EXERCISE DETAILS:
Output the records exactly. Include every line.

ENTRIES SHOWN:

========

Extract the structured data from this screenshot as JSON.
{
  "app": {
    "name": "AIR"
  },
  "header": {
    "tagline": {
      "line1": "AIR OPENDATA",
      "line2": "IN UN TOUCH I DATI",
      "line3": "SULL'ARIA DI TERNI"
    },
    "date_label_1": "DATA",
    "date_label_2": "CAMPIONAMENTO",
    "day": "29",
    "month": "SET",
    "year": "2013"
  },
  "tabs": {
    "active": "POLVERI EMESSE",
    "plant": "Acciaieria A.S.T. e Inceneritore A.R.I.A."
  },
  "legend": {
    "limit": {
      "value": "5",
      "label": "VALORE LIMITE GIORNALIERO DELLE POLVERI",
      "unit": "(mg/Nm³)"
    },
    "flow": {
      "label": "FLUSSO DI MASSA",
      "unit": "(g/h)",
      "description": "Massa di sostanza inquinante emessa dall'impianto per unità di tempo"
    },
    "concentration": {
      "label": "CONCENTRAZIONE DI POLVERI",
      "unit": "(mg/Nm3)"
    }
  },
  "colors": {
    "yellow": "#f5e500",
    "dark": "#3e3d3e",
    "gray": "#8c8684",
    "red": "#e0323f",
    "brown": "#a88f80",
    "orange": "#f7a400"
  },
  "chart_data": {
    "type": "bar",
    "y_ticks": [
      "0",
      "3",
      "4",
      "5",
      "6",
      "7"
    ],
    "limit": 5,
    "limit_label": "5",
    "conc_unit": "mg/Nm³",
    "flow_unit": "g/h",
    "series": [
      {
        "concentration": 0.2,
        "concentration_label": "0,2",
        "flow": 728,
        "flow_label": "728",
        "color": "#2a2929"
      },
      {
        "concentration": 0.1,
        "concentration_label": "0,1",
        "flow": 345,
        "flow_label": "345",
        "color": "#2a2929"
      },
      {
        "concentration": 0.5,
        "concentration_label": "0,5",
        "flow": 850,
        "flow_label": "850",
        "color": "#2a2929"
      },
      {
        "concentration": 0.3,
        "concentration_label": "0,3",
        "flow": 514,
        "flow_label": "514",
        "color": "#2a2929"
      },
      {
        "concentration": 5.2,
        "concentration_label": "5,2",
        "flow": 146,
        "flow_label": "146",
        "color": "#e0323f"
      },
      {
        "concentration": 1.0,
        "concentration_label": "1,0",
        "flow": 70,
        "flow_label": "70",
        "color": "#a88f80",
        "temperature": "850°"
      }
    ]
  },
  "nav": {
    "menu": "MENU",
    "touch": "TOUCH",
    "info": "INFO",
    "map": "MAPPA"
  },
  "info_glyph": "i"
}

========

RESPONSE TO THIS EXERCISE:
Extract the structured data from this screenshot as JSON.
{
  "app": {
    "name": "AIR"
  },
  "header": {
    "tagline": {
      "line1": "AIR OPENDATA",
      "line2": "IN UN TOUCH I DATI",
      "line3": "SULL'ARIA DI TERNI"
    },
    "date_label_1": "DATA",
    "date_label_2": "CAMPIONAMENTO",
    "day": "29",
    "month": "SET",
    "year": "2013"
  },
  "tabs": {
    "active": "POLVERI EMESSE",
    "plant": "Acciaieria A.S.T. e Inceneritore A.R.I.A."
  },
  "legend": {
    "limit": {
      "value": "5",
      "label": "VALORE LIMITE GIORNALIERO DELLE POLVERI",
      "unit": "(mg/Nm³)"
    },
    "flow": {
      "label": "FLUSSO DI MASSA",
      "unit": "(g/h)",
      "description": "Massa di sostanza inquinante emessa dall'impianto per unità di tempo"
    },
    "concentration": {
      "label": "CONCENTRAZIONE DI POLVERI",
      "unit": "(mg/Nm3)"
    }
  },
  "colors": {
    "yellow": "#f5e500",
    "dark": "#3e3d3e",
    "gray": "#8c8684",
    "red": "#e0323f",
    "brown": "#a88f80",
    "orange": "#f7a400"
  },
  "chart_data": {
    "type": "bar",
    "y_ticks": [
      "0",
      "3",
      "4",
      "5",
      "6",
      "7"
    ],
    "limit": 5,
    "limit_label": "5",
    "conc_unit": "mg/Nm³",
    "flow_unit": "g/h",
    "series": [
      {
        "concentration": 0.2,
        "concentration_label": "0,2",
        "flow": 728,
        "flow_label": "728",
        "color": "#2a2929"
      },
      {
        "concentration": 0.1,
        "concentration_label": "0,1",
        "flow": 345,
        "flow_label": "345",
        "color": "#2a2929"
      },
      {
        "concentration": 0.5,
        "concentration_label": "0,5",
        "flow": 850,
        "flow_label": "850",
        "color": "#2a2929"
      },
      {
        "concentration": 0.3,
        "concentration_label": "0,3",
        "flow": 514,
        "flow_label": "514",
        "color": "#2a2929"
      },
      {
        "concentration": 5.2,
        "concentration_label": "5,2",
        "flow": 146,
        "flow_label": "146",
        "color": "#e0323f"
      },
      {
        "concentration": 1.0,
        "concentration_label": "1,0",
        "flow": 70,
        "flow_label": "70",
        "color": "#a88f80",
        "temperature": "850°"
      }
    ]
  },
  "nav": {
    "menu": "MENU",
    "touch": "TOUCH",
    "info": "INFO",
    "map": "MAPPA"
  },
  "info_glyph": "i"
}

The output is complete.